## Records supplied:
[Start]
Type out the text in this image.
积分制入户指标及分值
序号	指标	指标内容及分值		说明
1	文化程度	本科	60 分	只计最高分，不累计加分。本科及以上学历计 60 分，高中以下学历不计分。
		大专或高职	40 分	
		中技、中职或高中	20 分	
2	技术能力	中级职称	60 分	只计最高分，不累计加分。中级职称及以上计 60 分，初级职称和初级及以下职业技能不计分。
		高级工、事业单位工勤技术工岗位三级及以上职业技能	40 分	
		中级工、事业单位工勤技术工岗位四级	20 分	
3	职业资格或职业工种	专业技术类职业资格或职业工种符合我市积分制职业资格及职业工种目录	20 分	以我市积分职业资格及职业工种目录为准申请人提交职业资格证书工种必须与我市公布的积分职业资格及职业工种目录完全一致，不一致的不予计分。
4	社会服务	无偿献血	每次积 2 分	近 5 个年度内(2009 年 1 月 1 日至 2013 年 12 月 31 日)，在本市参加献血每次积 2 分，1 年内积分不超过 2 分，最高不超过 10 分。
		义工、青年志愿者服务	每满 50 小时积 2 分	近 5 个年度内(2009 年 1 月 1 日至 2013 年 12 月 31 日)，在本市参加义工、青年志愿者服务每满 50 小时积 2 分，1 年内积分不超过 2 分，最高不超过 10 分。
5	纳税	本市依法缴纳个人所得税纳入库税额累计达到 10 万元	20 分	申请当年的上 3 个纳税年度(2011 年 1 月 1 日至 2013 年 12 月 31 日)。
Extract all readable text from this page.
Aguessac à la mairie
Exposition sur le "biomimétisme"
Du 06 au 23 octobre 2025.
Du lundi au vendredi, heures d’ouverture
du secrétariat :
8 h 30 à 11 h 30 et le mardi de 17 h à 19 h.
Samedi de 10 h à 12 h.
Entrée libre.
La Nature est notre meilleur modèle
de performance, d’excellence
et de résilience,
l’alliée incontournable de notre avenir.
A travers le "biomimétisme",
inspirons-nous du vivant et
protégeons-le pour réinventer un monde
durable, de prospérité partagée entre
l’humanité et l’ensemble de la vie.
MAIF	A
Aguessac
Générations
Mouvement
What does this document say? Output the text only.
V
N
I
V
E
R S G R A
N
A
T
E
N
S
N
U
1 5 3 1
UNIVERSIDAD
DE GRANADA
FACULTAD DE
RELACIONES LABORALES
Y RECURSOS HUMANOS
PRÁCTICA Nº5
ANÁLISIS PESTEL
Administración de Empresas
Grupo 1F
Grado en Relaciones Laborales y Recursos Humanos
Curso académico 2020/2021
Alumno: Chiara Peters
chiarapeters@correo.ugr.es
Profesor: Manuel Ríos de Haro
[End]
## Set task:
Pick out the lines containing the word "最高不超过" and show them.

## Answer to this exercise:
4	社会服务	无偿献血	每次积 2 分	近 5 个年度内(2009 年 1 月 1 日至 2013 年 12 月 31 日)，在本市参加献血每次积 2 分，1 年内积分不超过 2 分，最高不超过 10 分。
		义工、青年志愿者服务	每满 50 小时积 2 分	近 5 个年度内(2009 年 1 月 1 日至 2013 年 12 月 31 日)，在本市参加义工、青年志愿者服务每满 50 小时积 2 分，1 年内积分不超过 2 分，最高不超过 10 分。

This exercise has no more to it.